_Task details:_ Return the listing below exactly, with the pictures dropped.
--- Material supplied ---
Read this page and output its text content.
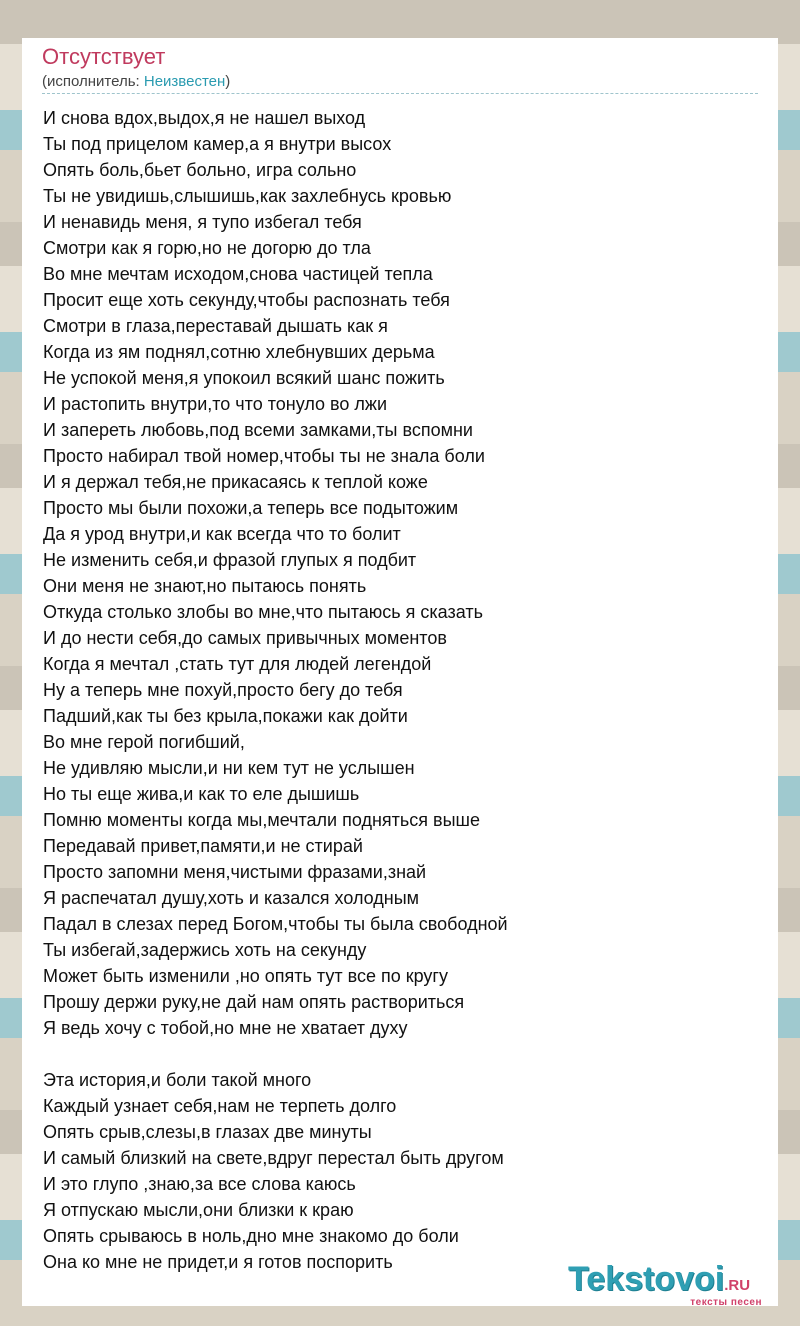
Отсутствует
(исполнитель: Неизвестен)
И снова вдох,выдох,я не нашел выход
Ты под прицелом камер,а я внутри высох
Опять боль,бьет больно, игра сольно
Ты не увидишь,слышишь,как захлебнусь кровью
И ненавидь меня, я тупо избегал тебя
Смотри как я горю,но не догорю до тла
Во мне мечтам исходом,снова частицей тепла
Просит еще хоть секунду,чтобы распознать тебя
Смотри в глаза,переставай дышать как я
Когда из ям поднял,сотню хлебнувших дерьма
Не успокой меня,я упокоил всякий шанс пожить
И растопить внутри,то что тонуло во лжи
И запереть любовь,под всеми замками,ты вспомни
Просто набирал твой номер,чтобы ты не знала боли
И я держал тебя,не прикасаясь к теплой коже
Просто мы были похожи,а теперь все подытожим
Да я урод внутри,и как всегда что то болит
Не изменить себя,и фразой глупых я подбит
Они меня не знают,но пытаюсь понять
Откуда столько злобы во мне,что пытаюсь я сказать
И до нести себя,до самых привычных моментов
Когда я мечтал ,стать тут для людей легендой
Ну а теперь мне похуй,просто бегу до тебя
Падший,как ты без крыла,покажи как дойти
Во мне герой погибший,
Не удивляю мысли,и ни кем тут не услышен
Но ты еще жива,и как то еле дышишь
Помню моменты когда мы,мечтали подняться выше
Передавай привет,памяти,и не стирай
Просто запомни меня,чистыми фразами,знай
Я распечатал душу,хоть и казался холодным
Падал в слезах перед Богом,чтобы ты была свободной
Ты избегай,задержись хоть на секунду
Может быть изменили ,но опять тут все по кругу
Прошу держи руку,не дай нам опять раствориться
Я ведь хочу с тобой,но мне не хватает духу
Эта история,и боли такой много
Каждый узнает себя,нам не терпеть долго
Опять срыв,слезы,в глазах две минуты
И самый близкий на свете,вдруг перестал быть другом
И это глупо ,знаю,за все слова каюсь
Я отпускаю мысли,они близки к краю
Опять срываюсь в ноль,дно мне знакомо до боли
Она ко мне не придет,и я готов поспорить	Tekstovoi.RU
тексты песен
---
_Task solution:_
Read this page and output its text content.
Отсутствует
(исполнитель: Неизвестен)
И снова вдох,выдох,я не нашел выход
Ты под прицелом камер,а я внутри высох
Опять боль,бьет больно, игра сольно
Ты не увидишь,слышишь,как захлебнусь кровью
И ненавидь меня, я тупо избегал тебя
Смотри как я горю,но не догорю до тла
Во мне мечтам исходом,снова частицей тепла
Просит еще хоть секунду,чтобы распознать тебя
Смотри в глаза,переставай дышать как я
Когда из ям поднял,сотню хлебнувших дерьма
Не успокой меня,я упокоил всякий шанс пожить
И растопить внутри,то что тонуло во лжи
И запереть любовь,под всеми замками,ты вспомни
Просто набирал твой номер,чтобы ты не знала боли
И я держал тебя,не прикасаясь к теплой коже
Просто мы были похожи,а теперь все подытожим
Да я урод внутри,и как всегда что то болит
Не изменить себя,и фразой глупых я подбит
Они меня не знают,но пытаюсь понять
Откуда столько злобы во мне,что пытаюсь я сказать
И до нести себя,до самых привычных моментов
Когда я мечтал ,стать тут для людей легендой
Ну а теперь мне похуй,просто бегу до тебя
Падший,как ты без крыла,покажи как дойти
Во мне герой погибший,
Не удивляю мысли,и ни кем тут не услышен
Но ты еще жива,и как то еле дышишь
Помню моменты когда мы,мечтали подняться выше
Передавай привет,памяти,и не стирай
Просто запомни меня,чистыми фразами,знай
Я распечатал душу,хоть и казался холодным
Падал в слезах перед Богом,чтобы ты была свободной
Ты избегай,задержись хоть на секунду
Может быть изменили ,но опять тут все по кругу
Прошу держи руку,не дай нам опять раствориться
Я ведь хочу с тобой,но мне не хватает духу
Эта история,и боли такой много
Каждый узнает себя,нам не терпеть долго
Опять срыв,слезы,в глазах две минуты
И самый близкий на свете,вдруг перестал быть другом
И это глупо ,знаю,за все слова каюсь
Я отпускаю мысли,они близки к краю
Опять срываюсь в ноль,дно мне знакомо до боли
Она ко мне не придет,и я готов поспорить	Tekstovoi.RU
тексты песен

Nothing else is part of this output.